EXERCISE DETAILS.
Tally the lines below that contain "Δημητράκης". The number is the whole answer.

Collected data
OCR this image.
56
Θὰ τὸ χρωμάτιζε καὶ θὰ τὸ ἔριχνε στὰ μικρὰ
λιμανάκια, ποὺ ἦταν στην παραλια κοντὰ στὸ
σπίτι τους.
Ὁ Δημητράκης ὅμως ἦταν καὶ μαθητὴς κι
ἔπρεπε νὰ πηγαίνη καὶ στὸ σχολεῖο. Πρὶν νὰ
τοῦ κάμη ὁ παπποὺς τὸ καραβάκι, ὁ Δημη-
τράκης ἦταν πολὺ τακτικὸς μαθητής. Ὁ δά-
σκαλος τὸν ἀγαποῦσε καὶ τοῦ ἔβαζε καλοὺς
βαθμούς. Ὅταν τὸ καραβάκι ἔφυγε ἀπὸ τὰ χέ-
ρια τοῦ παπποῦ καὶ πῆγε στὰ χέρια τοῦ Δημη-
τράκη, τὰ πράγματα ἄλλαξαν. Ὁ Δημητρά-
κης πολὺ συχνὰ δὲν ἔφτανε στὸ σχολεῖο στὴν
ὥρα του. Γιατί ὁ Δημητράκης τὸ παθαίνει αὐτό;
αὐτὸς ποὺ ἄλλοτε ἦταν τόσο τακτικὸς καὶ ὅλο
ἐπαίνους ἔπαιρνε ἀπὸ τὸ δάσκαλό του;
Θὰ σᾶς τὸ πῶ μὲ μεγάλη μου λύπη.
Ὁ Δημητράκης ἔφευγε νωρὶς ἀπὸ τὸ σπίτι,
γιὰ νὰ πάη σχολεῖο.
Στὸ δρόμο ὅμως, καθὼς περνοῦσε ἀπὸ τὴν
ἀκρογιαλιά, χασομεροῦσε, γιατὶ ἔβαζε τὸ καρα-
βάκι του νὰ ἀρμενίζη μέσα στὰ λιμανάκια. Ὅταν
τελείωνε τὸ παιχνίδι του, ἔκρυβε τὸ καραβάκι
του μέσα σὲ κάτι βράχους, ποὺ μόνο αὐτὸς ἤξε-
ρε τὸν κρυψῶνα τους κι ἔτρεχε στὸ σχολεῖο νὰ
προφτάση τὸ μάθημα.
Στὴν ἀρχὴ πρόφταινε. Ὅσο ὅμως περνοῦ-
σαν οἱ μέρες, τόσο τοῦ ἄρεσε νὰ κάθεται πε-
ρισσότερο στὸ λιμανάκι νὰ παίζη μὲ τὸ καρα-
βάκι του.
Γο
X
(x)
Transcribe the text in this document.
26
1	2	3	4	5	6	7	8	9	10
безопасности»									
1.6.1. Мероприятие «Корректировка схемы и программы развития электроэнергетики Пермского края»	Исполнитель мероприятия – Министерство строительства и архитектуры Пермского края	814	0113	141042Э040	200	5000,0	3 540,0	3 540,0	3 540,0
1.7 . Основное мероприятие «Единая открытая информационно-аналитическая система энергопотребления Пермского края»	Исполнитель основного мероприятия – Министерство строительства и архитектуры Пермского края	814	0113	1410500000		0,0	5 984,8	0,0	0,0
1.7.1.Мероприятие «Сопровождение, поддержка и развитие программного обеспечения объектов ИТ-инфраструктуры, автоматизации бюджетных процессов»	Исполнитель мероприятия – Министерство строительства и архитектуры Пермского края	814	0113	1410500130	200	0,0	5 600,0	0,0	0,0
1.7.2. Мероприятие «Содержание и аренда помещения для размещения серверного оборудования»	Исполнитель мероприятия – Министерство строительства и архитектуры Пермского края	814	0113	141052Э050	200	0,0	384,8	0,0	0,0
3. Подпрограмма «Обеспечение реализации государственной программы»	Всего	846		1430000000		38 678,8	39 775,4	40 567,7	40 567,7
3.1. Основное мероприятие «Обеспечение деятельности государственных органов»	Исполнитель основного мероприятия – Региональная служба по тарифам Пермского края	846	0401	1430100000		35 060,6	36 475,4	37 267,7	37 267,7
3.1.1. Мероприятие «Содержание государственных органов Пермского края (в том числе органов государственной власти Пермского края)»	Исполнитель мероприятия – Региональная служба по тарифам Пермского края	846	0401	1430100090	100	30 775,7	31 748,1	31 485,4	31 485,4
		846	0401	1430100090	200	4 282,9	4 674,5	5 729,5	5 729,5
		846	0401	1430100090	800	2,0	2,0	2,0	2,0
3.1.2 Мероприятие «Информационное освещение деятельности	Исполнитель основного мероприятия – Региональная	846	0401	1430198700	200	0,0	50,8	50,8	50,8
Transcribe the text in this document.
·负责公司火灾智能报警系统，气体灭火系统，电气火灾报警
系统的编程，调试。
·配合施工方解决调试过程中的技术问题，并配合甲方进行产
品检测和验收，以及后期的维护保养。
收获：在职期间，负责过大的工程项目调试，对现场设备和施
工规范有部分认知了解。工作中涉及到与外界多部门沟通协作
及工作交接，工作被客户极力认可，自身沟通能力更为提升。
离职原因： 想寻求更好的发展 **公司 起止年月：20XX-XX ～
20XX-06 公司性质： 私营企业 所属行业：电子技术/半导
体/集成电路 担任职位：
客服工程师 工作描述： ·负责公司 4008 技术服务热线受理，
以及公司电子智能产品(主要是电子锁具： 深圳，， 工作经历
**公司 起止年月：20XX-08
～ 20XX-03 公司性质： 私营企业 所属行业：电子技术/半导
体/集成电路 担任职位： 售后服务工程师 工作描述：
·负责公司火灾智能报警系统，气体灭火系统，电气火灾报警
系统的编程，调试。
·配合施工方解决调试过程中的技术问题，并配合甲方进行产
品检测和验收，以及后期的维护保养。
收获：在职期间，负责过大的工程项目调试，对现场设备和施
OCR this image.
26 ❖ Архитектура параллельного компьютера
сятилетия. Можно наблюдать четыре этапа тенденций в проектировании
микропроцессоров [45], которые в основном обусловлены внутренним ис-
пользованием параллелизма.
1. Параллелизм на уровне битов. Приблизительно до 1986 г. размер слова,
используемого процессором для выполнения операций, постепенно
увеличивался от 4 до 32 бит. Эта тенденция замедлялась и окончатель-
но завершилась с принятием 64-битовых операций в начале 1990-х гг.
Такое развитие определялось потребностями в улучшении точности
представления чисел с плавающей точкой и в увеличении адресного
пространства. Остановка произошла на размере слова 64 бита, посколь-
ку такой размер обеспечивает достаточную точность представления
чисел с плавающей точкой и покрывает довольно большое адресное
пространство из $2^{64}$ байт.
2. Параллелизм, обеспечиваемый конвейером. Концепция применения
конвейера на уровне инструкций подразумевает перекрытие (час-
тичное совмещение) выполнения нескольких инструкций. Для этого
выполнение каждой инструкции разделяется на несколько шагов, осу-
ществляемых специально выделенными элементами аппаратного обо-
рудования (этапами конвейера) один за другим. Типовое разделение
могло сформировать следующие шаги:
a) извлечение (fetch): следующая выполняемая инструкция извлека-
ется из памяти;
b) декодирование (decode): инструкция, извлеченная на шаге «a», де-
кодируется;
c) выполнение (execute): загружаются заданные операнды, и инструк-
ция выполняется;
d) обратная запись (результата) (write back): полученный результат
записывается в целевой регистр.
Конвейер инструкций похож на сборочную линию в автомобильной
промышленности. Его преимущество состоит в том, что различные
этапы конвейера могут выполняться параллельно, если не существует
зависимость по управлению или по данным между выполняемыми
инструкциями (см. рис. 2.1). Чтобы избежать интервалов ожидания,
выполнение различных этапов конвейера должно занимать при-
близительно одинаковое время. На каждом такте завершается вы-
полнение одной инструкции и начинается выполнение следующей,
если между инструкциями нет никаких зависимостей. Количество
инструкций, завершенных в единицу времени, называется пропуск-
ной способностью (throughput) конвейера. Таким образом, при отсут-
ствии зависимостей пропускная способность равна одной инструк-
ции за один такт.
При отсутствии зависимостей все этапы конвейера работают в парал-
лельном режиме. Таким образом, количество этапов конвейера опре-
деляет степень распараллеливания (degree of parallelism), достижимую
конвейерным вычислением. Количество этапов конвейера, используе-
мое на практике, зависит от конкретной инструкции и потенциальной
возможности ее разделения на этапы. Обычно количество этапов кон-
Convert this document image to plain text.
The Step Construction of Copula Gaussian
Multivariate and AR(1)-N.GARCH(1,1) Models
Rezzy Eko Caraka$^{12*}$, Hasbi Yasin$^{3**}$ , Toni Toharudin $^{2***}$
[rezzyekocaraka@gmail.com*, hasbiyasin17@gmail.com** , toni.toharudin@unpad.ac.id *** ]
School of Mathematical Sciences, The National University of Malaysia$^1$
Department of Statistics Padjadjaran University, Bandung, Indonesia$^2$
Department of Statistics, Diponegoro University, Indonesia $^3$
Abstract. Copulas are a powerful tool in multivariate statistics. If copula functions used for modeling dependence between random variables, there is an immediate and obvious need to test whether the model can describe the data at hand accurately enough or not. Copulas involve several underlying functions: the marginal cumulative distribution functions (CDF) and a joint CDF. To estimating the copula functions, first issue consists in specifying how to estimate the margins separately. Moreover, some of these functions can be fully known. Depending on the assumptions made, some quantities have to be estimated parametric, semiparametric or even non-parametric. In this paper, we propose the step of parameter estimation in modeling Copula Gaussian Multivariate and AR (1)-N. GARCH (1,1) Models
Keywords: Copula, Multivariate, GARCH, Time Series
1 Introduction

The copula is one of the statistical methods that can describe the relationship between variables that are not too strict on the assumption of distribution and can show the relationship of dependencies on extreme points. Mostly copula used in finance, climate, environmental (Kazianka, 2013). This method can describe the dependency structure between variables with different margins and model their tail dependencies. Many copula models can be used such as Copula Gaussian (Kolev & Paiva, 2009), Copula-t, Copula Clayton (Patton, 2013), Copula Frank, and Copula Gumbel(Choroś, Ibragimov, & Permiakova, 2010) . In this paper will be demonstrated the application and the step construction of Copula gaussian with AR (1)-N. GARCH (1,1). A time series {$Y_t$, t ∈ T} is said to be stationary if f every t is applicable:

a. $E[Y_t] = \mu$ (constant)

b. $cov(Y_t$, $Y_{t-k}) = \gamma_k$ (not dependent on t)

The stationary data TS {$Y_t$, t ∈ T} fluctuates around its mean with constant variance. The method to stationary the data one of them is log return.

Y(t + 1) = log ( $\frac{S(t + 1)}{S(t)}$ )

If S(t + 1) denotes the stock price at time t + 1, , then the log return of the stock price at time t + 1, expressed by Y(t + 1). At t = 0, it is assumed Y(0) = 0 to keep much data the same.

EXPECTED OUTPUT.
3